(Dataset items)
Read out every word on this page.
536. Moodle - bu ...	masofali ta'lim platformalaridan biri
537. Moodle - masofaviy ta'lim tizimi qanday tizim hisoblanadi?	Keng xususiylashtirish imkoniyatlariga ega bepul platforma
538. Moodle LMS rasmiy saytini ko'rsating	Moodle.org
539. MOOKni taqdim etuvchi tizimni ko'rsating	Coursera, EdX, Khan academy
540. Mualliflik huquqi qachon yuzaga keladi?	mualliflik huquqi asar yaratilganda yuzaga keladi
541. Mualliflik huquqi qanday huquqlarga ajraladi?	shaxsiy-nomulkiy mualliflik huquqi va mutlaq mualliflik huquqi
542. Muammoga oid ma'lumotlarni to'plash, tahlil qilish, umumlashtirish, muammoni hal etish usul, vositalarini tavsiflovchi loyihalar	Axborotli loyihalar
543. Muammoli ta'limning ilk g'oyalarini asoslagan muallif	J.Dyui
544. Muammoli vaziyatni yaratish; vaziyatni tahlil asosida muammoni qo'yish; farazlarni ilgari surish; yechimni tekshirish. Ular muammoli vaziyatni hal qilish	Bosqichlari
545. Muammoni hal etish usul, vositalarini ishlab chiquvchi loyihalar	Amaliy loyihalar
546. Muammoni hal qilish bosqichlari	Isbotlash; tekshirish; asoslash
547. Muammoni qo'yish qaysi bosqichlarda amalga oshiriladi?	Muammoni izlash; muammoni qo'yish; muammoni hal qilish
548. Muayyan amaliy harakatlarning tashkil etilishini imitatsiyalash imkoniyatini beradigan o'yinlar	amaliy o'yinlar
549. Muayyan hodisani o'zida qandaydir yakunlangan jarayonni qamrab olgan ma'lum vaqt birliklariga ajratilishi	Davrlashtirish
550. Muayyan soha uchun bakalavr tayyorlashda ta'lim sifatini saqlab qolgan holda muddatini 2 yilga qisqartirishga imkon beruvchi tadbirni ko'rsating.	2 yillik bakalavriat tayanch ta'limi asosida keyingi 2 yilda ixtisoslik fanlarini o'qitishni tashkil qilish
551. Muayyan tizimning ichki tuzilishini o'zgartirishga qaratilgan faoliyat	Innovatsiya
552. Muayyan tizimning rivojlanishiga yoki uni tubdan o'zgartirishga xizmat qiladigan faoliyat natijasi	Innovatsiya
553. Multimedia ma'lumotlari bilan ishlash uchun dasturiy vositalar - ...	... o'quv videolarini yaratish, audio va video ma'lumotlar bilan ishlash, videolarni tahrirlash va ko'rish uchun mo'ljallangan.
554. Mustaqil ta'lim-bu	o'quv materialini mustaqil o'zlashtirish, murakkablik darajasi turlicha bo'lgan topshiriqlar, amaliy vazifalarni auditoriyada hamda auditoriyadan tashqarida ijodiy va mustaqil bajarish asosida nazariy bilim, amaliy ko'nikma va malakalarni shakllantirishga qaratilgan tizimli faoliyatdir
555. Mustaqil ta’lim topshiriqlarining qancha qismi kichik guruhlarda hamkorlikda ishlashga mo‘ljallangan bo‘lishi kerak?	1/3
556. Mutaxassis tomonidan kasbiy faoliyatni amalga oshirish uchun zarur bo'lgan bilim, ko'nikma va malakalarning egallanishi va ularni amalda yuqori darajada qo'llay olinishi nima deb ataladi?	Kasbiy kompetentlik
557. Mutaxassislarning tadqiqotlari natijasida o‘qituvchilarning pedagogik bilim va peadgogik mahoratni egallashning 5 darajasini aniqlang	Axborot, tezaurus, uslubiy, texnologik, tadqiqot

*PROBLEM TO WORK ON:* Copy all of the material word for word.

*FINAL ANSWER:*
Read out every word on this page.
536. Moodle - bu ...	masofali ta'lim platformalaridan biri
537. Moodle - masofaviy ta'lim tizimi qanday tizim hisoblanadi?	Keng xususiylashtirish imkoniyatlariga ega bepul platforma
538. Moodle LMS rasmiy saytini ko'rsating	Moodle.org
539. MOOKni taqdim etuvchi tizimni ko'rsating	Coursera, EdX, Khan academy
540. Mualliflik huquqi qachon yuzaga keladi?	mualliflik huquqi asar yaratilganda yuzaga keladi
541. Mualliflik huquqi qanday huquqlarga ajraladi?	shaxsiy-nomulkiy mualliflik huquqi va mutlaq mualliflik huquqi
542. Muammoga oid ma'lumotlarni to'plash, tahlil qilish, umumlashtirish, muammoni hal etish usul, vositalarini tavsiflovchi loyihalar	Axborotli loyihalar
543. Muammoli ta'limning ilk g'oyalarini asoslagan muallif	J.Dyui
544. Muammoli vaziyatni yaratish; vaziyatni tahlil asosida muammoni qo'yish; farazlarni ilgari surish; yechimni tekshirish. Ular muammoli vaziyatni hal qilish	Bosqichlari
545. Muammoni hal etish usul, vositalarini ishlab chiquvchi loyihalar	Amaliy loyihalar
546. Muammoni hal qilish bosqichlari	Isbotlash; tekshirish; asoslash
547. Muammoni qo'yish qaysi bosqichlarda amalga oshiriladi?	Muammoni izlash; muammoni qo'yish; muammoni hal qilish
548. Muayyan amaliy harakatlarning tashkil etilishini imitatsiyalash imkoniyatini beradigan o'yinlar	amaliy o'yinlar
549. Muayyan hodisani o'zida qandaydir yakunlangan jarayonni qamrab olgan ma'lum vaqt birliklariga ajratilishi	Davrlashtirish
550. Muayyan soha uchun bakalavr tayyorlashda ta'lim sifatini saqlab qolgan holda muddatini 2 yilga qisqartirishga imkon beruvchi tadbirni ko'rsating.	2 yillik bakalavriat tayanch ta'limi asosida keyingi 2 yilda ixtisoslik fanlarini o'qitishni tashkil qilish
551. Muayyan tizimning ichki tuzilishini o'zgartirishga qaratilgan faoliyat	Innovatsiya
552. Muayyan tizimning rivojlanishiga yoki uni tubdan o'zgartirishga xizmat qiladigan faoliyat natijasi	Innovatsiya
553. Multimedia ma'lumotlari bilan ishlash uchun dasturiy vositalar - ...	... o'quv videolarini yaratish, audio va video ma'lumotlar bilan ishlash, videolarni tahrirlash va ko'rish uchun mo'ljallangan.
554. Mustaqil ta'lim-bu	o'quv materialini mustaqil o'zlashtirish, murakkablik darajasi turlicha bo'lgan topshiriqlar, amaliy vazifalarni auditoriyada hamda auditoriyadan tashqarida ijodiy va mustaqil bajarish asosida nazariy bilim, amaliy ko'nikma va malakalarni shakllantirishga qaratilgan tizimli faoliyatdir
555. Mustaqil ta’lim topshiriqlarining qancha qismi kichik guruhlarda hamkorlikda ishlashga mo‘ljallangan bo‘lishi kerak?	1/3
556. Mutaxassis tomonidan kasbiy faoliyatni amalga oshirish uchun zarur bo'lgan bilim, ko'nikma va malakalarning egallanishi va ularni amalda yuqori darajada qo'llay olinishi nima deb ataladi?	Kasbiy kompetentlik
557. Mutaxassislarning tadqiqotlari natijasida o‘qituvchilarning pedagogik bilim va peadgogik mahoratni egallashning 5 darajasini aniqlang	Axborot, tezaurus, uslubiy, texnologik, tadqiqot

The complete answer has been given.